• WHAT YOU SHOULD DO:
Print the entries in full, word for word, but not the pictures.
[Begin EXERCISE MATERIALS]
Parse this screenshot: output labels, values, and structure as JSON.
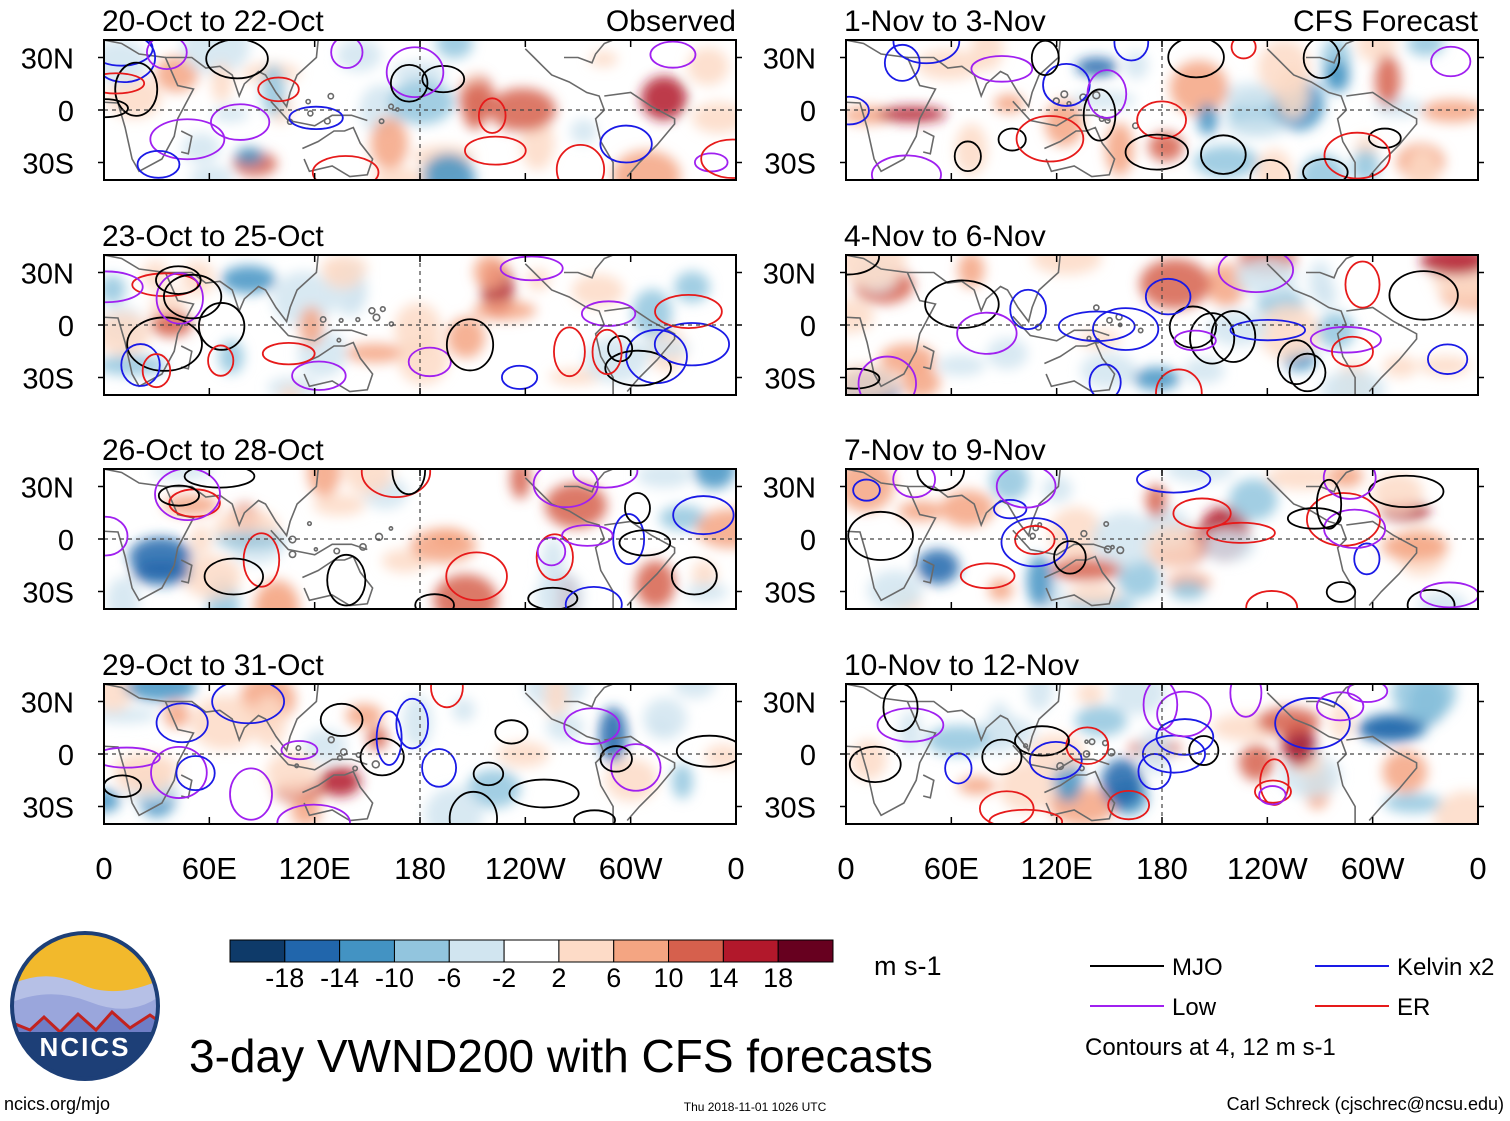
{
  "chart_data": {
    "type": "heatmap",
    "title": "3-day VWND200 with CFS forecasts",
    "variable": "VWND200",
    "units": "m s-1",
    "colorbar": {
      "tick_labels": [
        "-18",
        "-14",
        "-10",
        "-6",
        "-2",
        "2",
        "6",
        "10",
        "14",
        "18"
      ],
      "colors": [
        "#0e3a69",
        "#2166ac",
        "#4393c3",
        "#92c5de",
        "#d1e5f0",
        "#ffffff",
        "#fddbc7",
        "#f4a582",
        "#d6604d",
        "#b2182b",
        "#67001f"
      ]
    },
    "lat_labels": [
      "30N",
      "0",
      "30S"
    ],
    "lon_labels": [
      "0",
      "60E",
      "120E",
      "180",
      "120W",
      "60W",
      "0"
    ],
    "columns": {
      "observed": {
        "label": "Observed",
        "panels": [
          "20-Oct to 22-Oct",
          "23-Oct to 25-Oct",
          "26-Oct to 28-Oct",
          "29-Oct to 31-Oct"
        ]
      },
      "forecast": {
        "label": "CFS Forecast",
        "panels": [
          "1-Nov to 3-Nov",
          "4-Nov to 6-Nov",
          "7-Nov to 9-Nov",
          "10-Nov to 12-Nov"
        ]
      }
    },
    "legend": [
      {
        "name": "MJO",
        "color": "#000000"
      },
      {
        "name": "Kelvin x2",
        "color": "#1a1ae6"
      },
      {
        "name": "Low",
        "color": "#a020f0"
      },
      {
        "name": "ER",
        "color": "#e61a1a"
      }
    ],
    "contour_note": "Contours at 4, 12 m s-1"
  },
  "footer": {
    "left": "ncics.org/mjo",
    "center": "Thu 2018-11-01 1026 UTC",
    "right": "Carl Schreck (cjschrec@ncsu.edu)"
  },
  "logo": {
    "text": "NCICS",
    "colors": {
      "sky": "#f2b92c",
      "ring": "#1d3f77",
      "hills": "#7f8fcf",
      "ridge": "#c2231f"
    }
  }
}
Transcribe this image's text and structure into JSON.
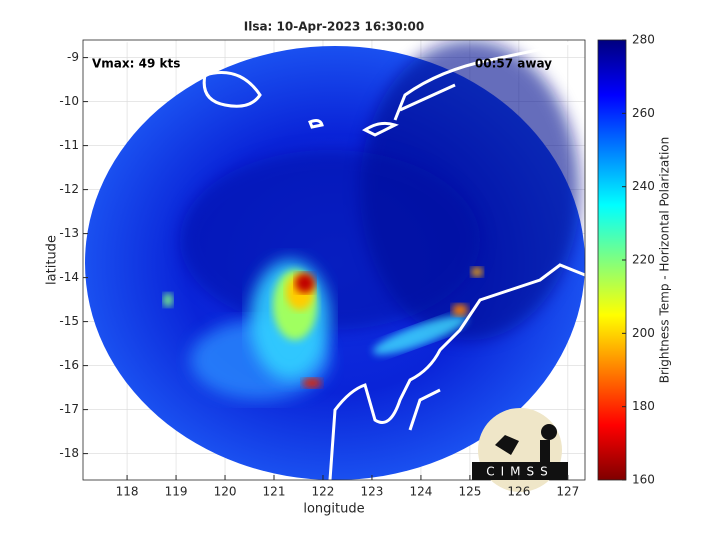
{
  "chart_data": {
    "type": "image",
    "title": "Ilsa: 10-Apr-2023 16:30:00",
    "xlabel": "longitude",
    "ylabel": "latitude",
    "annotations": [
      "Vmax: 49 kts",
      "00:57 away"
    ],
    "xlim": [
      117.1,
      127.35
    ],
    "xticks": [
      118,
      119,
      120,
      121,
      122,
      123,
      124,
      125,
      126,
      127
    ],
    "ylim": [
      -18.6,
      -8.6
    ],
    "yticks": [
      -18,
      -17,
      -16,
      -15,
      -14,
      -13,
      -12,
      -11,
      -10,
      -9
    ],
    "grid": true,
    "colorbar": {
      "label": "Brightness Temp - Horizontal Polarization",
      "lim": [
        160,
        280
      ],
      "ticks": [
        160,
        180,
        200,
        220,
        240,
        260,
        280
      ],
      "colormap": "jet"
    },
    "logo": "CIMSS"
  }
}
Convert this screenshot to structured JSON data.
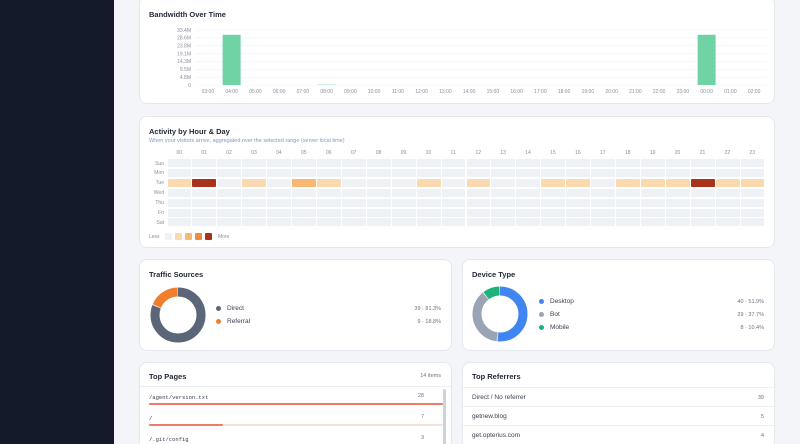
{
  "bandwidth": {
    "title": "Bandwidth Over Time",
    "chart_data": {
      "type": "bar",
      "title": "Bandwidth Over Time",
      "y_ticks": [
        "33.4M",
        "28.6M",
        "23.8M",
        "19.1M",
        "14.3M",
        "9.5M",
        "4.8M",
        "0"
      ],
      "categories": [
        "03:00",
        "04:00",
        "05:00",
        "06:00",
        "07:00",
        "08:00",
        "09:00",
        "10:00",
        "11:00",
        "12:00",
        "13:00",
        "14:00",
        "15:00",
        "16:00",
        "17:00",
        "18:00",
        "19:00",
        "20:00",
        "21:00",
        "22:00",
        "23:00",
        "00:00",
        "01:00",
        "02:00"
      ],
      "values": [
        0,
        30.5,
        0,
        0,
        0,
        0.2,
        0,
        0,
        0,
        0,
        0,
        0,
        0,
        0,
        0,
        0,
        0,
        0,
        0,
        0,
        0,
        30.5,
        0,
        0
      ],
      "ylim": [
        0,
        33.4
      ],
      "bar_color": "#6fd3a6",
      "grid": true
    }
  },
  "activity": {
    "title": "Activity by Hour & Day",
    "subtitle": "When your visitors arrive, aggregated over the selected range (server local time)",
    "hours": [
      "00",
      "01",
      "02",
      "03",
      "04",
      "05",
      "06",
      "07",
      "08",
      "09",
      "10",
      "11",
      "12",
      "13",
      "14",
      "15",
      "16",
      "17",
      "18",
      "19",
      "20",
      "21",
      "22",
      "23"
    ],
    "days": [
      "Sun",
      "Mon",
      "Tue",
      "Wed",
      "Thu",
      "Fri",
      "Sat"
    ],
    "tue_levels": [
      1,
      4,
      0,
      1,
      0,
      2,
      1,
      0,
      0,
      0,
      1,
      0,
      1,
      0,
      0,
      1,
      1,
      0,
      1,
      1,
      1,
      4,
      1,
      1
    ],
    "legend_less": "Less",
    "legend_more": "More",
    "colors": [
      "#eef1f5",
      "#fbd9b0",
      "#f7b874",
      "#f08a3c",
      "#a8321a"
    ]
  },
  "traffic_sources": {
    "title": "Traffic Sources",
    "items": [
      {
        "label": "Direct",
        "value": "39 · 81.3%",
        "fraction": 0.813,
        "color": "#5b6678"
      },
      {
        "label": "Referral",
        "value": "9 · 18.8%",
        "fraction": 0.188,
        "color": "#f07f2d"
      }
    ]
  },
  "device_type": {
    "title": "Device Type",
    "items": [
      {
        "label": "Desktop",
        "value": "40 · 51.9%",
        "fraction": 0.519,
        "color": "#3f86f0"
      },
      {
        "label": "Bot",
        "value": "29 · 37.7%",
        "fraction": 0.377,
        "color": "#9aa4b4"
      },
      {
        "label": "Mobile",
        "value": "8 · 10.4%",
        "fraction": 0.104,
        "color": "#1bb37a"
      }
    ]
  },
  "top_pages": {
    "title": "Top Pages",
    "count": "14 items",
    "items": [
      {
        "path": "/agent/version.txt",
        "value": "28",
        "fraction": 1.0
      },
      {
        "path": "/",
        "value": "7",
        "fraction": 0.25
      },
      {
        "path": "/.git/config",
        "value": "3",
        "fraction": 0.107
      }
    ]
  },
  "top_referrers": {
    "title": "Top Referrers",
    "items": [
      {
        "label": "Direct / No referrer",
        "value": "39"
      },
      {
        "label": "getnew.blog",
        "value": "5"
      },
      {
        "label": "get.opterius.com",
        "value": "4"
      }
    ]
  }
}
[End EXERCISE MATERIALS]
• ANSWER TO THE EXERCISE:
Parse this screenshot: output labels, values, and structure as JSON.
{
  "chart_data": {
    "type": "heatmap",
    "title": "3-day VWND200 with CFS forecasts",
    "variable": "VWND200",
    "units": "m s-1",
    "colorbar": {
      "tick_labels": [
        "-18",
        "-14",
        "-10",
        "-6",
        "-2",
        "2",
        "6",
        "10",
        "14",
        "18"
      ],
      "colors": [
        "#0e3a69",
        "#2166ac",
        "#4393c3",
        "#92c5de",
        "#d1e5f0",
        "#ffffff",
        "#fddbc7",
        "#f4a582",
        "#d6604d",
        "#b2182b",
        "#67001f"
      ]
    },
    "lat_labels": [
      "30N",
      "0",
      "30S"
    ],
    "lon_labels": [
      "0",
      "60E",
      "120E",
      "180",
      "120W",
      "60W",
      "0"
    ],
    "columns": {
      "observed": {
        "label": "Observed",
        "panels": [
          "20-Oct to 22-Oct",
          "23-Oct to 25-Oct",
          "26-Oct to 28-Oct",
          "29-Oct to 31-Oct"
        ]
      },
      "forecast": {
        "label": "CFS Forecast",
        "panels": [
          "1-Nov to 3-Nov",
          "4-Nov to 6-Nov",
          "7-Nov to 9-Nov",
          "10-Nov to 12-Nov"
        ]
      }
    },
    "legend": [
      {
        "name": "MJO",
        "color": "#000000"
      },
      {
        "name": "Kelvin x2",
        "color": "#1a1ae6"
      },
      {
        "name": "Low",
        "color": "#a020f0"
      },
      {
        "name": "ER",
        "color": "#e61a1a"
      }
    ],
    "contour_note": "Contours at 4, 12 m s-1"
  },
  "footer": {
    "left": "ncics.org/mjo",
    "center": "Thu 2018-11-01 1026 UTC",
    "right": "Carl Schreck (cjschrec@ncsu.edu)"
  },
  "logo": {
    "text": "NCICS",
    "colors": {
      "sky": "#f2b92c",
      "ring": "#1d3f77",
      "hills": "#7f8fcf",
      "ridge": "#c2231f"
    }
  }
}
Transcribe this image's text and structure into JSON.
{
  "chart_data": {
    "type": "image",
    "title": "Ilsa: 10-Apr-2023 16:30:00",
    "xlabel": "longitude",
    "ylabel": "latitude",
    "annotations": [
      "Vmax: 49 kts",
      "00:57 away"
    ],
    "xlim": [
      117.1,
      127.35
    ],
    "xticks": [
      118,
      119,
      120,
      121,
      122,
      123,
      124,
      125,
      126,
      127
    ],
    "ylim": [
      -18.6,
      -8.6
    ],
    "yticks": [
      -18,
      -17,
      -16,
      -15,
      -14,
      -13,
      -12,
      -11,
      -10,
      -9
    ],
    "grid": true,
    "colorbar": {
      "label": "Brightness Temp - Horizontal Polarization",
      "lim": [
        160,
        280
      ],
      "ticks": [
        160,
        180,
        200,
        220,
        240,
        260,
        280
      ],
      "colormap": "jet"
    },
    "logo": "CIMSS"
  }
}
Convert this screenshot to structured JSON data.
{
  "bandwidth": {
    "title": "Bandwidth Over Time",
    "chart_data": {
      "type": "bar",
      "title": "Bandwidth Over Time",
      "y_ticks": [
        "33.4M",
        "28.6M",
        "23.8M",
        "19.1M",
        "14.3M",
        "9.5M",
        "4.8M",
        "0"
      ],
      "categories": [
        "03:00",
        "04:00",
        "05:00",
        "06:00",
        "07:00",
        "08:00",
        "09:00",
        "10:00",
        "11:00",
        "12:00",
        "13:00",
        "14:00",
        "15:00",
        "16:00",
        "17:00",
        "18:00",
        "19:00",
        "20:00",
        "21:00",
        "22:00",
        "23:00",
        "00:00",
        "01:00",
        "02:00"
      ],
      "values": [
        0,
        30.5,
        0,
        0,
        0,
        0.2,
        0,
        0,
        0,
        0,
        0,
        0,
        0,
        0,
        0,
        0,
        0,
        0,
        0,
        0,
        0,
        30.5,
        0,
        0
      ],
      "ylim": [
        0,
        33.4
      ],
      "bar_color": "#6fd3a6",
      "grid": true
    }
  },
  "activity": {
    "title": "Activity by Hour & Day",
    "subtitle": "When your visitors arrive, aggregated over the selected range (server local time)",
    "hours": [
      "00",
      "01",
      "02",
      "03",
      "04",
      "05",
      "06",
      "07",
      "08",
      "09",
      "10",
      "11",
      "12",
      "13",
      "14",
      "15",
      "16",
      "17",
      "18",
      "19",
      "20",
      "21",
      "22",
      "23"
    ],
    "days": [
      "Sun",
      "Mon",
      "Tue",
      "Wed",
      "Thu",
      "Fri",
      "Sat"
    ],
    "tue_levels": [
      1,
      4,
      0,
      1,
      0,
      2,
      1,
      0,
      0,
      0,
      1,
      0,
      1,
      0,
      0,
      1,
      1,
      0,
      1,
      1,
      1,
      4,
      1,
      1
    ],
    "legend_less": "Less",
    "legend_more": "More",
    "colors": [
      "#eef1f5",
      "#fbd9b0",
      "#f7b874",
      "#f08a3c",
      "#a8321a"
    ]
  },
  "traffic_sources": {
    "title": "Traffic Sources",
    "items": [
      {
        "label": "Direct",
        "value": "39 · 81.3%",
        "fraction": 0.813,
        "color": "#5b6678"
      },
      {
        "label": "Referral",
        "value": "9 · 18.8%",
        "fraction": 0.188,
        "color": "#f07f2d"
      }
    ]
  },
  "device_type": {
    "title": "Device Type",
    "items": [
      {
        "label": "Desktop",
        "value": "40 · 51.9%",
        "fraction": 0.519,
        "color": "#3f86f0"
      },
      {
        "label": "Bot",
        "value": "29 · 37.7%",
        "fraction": 0.377,
        "color": "#9aa4b4"
      },
      {
        "label": "Mobile",
        "value": "8 · 10.4%",
        "fraction": 0.104,
        "color": "#1bb37a"
      }
    ]
  },
  "top_pages": {
    "title": "Top Pages",
    "count": "14 items",
    "items": [
      {
        "path": "/agent/version.txt",
        "value": "28",
        "fraction": 1.0
      },
      {
        "path": "/",
        "value": "7",
        "fraction": 0.25
      },
      {
        "path": "/.git/config",
        "value": "3",
        "fraction": 0.107
      }
    ]
  },
  "top_referrers": {
    "title": "Top Referrers",
    "items": [
      {
        "label": "Direct / No referrer",
        "value": "39"
      },
      {
        "label": "getnew.blog",
        "value": "5"
      },
      {
        "label": "get.opterius.com",
        "value": "4"
      }
    ]
  }
}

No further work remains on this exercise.